WRITTEN REQUEST
Copy out all the lines in the records that include the word "zones".

RECORDS
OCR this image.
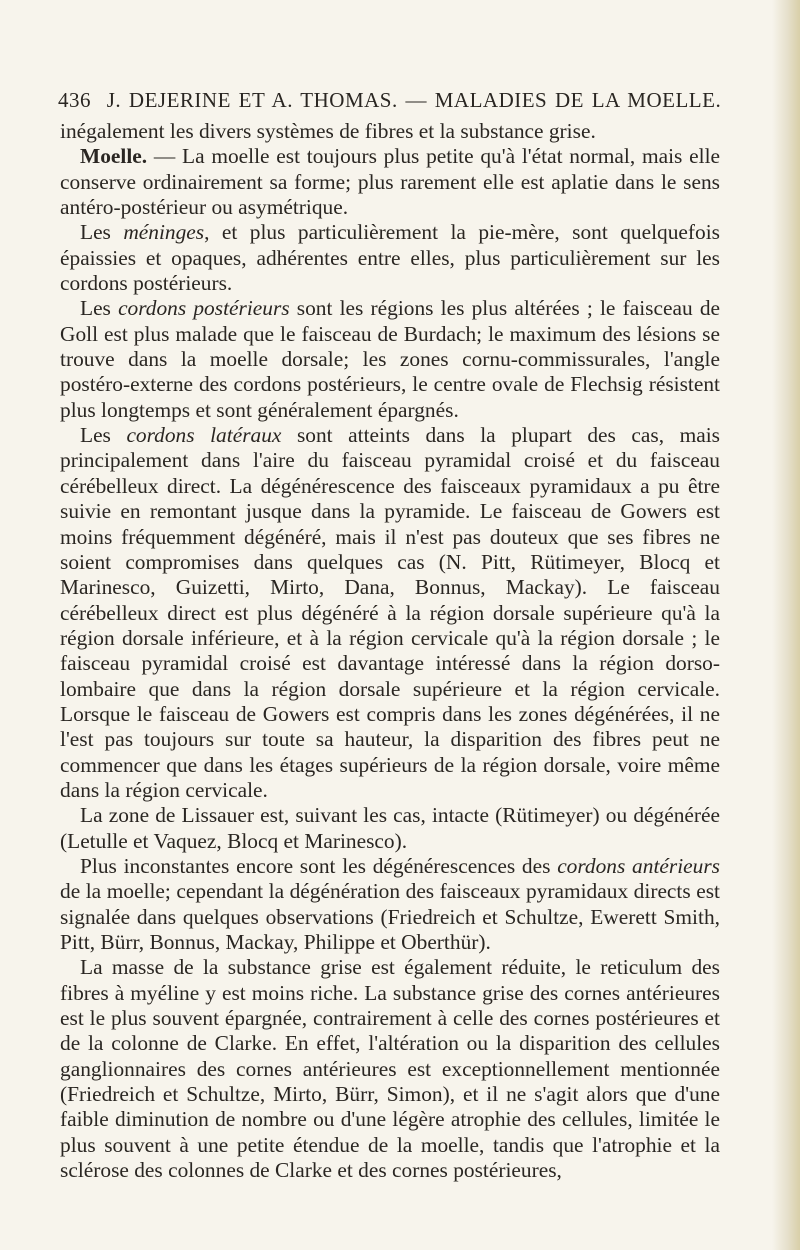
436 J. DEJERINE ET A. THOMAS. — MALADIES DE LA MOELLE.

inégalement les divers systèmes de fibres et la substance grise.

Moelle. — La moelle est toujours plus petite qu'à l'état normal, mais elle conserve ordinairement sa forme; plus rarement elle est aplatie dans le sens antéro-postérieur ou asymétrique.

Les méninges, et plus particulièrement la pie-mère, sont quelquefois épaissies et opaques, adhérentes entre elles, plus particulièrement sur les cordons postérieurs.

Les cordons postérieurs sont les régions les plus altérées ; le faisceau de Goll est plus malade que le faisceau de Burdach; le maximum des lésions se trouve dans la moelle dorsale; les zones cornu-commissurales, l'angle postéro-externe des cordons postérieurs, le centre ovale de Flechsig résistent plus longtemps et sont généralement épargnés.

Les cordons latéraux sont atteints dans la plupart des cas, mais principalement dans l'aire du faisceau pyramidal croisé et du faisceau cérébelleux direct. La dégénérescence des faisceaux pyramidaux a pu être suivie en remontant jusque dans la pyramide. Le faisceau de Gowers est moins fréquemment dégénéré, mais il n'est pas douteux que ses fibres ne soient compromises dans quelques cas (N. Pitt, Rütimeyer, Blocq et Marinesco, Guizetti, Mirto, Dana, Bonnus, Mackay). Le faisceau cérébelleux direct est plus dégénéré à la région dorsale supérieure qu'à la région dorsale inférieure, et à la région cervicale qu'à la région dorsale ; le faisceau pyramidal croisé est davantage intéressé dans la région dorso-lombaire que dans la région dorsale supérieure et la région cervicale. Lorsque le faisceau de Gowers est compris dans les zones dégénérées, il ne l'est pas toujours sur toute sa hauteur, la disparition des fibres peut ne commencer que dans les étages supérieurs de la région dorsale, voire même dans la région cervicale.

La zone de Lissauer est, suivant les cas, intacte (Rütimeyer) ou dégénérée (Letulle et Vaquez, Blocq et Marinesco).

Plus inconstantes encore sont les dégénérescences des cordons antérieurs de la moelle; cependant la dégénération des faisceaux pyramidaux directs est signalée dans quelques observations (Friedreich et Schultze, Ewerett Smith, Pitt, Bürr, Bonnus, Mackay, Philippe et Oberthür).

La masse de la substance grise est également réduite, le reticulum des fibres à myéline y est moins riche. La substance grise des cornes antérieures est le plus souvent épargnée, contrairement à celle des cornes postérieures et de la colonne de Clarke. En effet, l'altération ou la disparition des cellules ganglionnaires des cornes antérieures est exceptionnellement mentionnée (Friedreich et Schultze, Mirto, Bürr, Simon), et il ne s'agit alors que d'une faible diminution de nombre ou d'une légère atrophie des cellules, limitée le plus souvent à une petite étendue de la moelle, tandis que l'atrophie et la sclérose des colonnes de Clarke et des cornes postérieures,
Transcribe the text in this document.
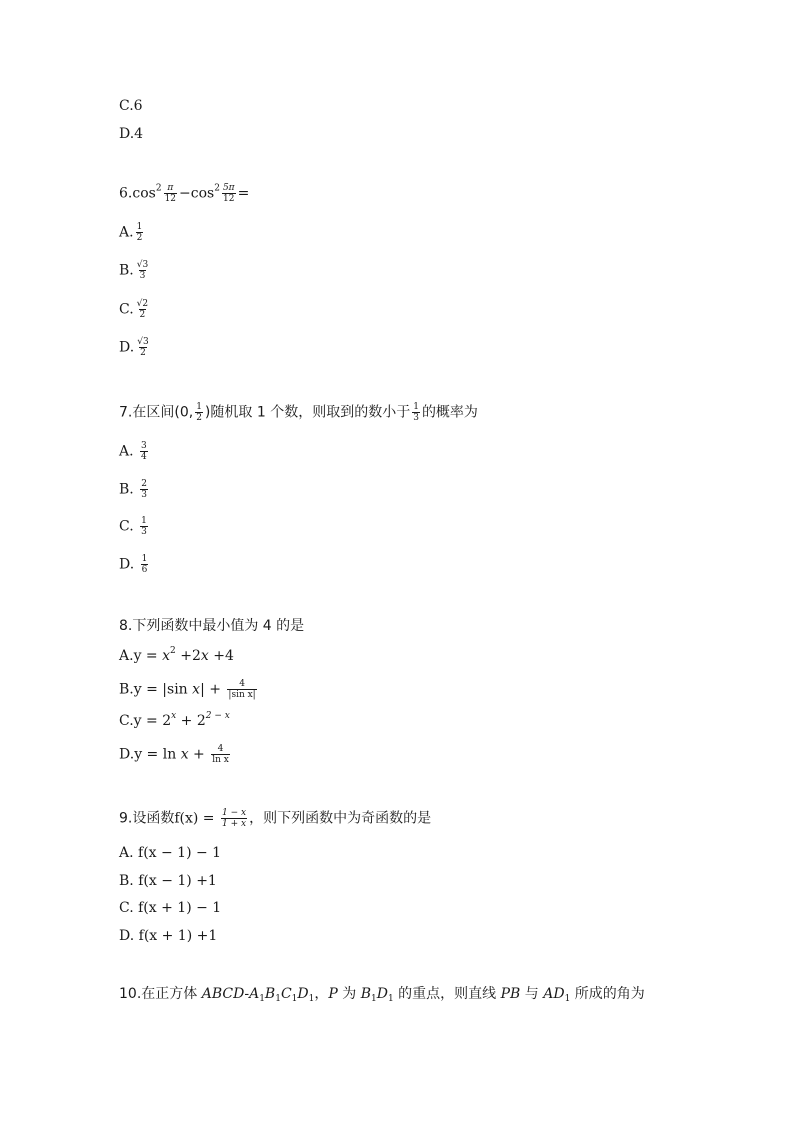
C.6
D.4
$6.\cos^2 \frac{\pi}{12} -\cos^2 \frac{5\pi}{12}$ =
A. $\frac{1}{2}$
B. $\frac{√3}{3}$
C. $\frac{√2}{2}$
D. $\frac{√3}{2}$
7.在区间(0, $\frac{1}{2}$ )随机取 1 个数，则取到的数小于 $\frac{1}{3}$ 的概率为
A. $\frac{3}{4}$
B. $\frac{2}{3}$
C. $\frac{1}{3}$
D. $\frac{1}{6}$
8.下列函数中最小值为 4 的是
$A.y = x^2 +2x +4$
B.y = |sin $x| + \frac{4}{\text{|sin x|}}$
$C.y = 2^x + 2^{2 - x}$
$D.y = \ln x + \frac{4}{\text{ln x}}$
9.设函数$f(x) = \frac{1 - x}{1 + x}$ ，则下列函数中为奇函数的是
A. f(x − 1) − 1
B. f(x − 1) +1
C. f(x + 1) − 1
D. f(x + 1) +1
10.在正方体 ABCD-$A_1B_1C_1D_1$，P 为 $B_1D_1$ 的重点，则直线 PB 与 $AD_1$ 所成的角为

COMPLETE RESPONSE
Les cordons postérieurs sont les régions les plus altérées ; le faisceau de Goll est plus malade que le faisceau de Burdach; le maximum des lésions se trouve dans la moelle dorsale; les zones cornu-commissurales, l'angle postéro-externe des cordons postérieurs, le centre ovale de Flechsig résistent plus longtemps et sont généralement épargnés.
Les cordons latéraux sont atteints dans la plupart des cas, mais principalement dans l'aire du faisceau pyramidal croisé et du faisceau cérébelleux direct. La dégénérescence des faisceaux pyramidaux a pu être suivie en remontant jusque dans la pyramide. Le faisceau de Gowers est moins fréquemment dégénéré, mais il n'est pas douteux que ses fibres ne soient compromises dans quelques cas (N. Pitt, Rütimeyer, Blocq et Marinesco, Guizetti, Mirto, Dana, Bonnus, Mackay). Le faisceau cérébelleux direct est plus dégénéré à la région dorsale supérieure qu'à la région dorsale inférieure, et à la région cervicale qu'à la région dorsale ; le faisceau pyramidal croisé est davantage intéressé dans la région dorso-lombaire que dans la région dorsale supérieure et la région cervicale. Lorsque le faisceau de Gowers est compris dans les zones dégénérées, il ne l'est pas toujours sur toute sa hauteur, la disparition des fibres peut ne commencer que dans les étages supérieurs de la région dorsale, voire même dans la région cervicale.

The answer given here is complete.